**Set task**
All records must be quoted exactly. Omit the pictures.

**Supplied material**

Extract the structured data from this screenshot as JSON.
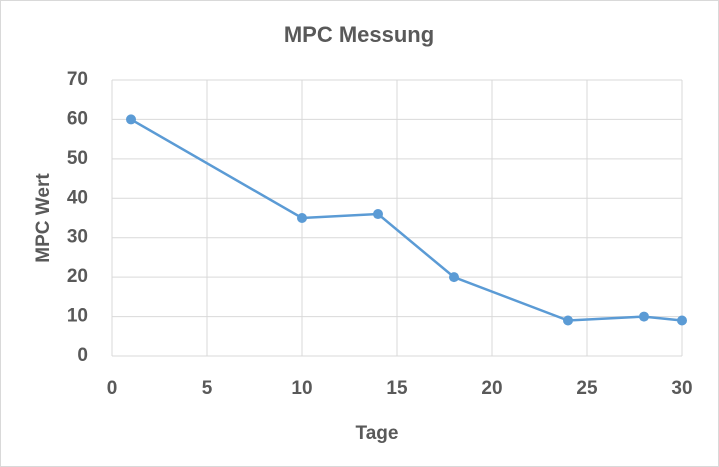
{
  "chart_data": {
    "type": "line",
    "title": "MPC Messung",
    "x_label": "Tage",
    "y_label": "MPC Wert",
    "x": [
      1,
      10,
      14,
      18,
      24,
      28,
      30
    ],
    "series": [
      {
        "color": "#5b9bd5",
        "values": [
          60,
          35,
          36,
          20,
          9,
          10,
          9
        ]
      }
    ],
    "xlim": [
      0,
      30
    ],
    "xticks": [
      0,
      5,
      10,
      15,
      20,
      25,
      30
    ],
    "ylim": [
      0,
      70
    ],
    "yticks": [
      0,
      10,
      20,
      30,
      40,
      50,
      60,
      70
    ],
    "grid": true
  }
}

**Final result**
Extract the structured data from this screenshot as JSON.
{
  "chart_data": {
    "type": "line",
    "title": "MPC Messung",
    "x_label": "Tage",
    "y_label": "MPC Wert",
    "x": [
      1,
      10,
      14,
      18,
      24,
      28,
      30
    ],
    "series": [
      {
        "color": "#5b9bd5",
        "values": [
          60,
          35,
          36,
          20,
          9,
          10,
          9
        ]
      }
    ],
    "xlim": [
      0,
      30
    ],
    "xticks": [
      0,
      5,
      10,
      15,
      20,
      25,
      30
    ],
    "ylim": [
      0,
      70
    ],
    "yticks": [
      0,
      10,
      20,
      30,
      40,
      50,
      60,
      70
    ],
    "grid": true
  }
}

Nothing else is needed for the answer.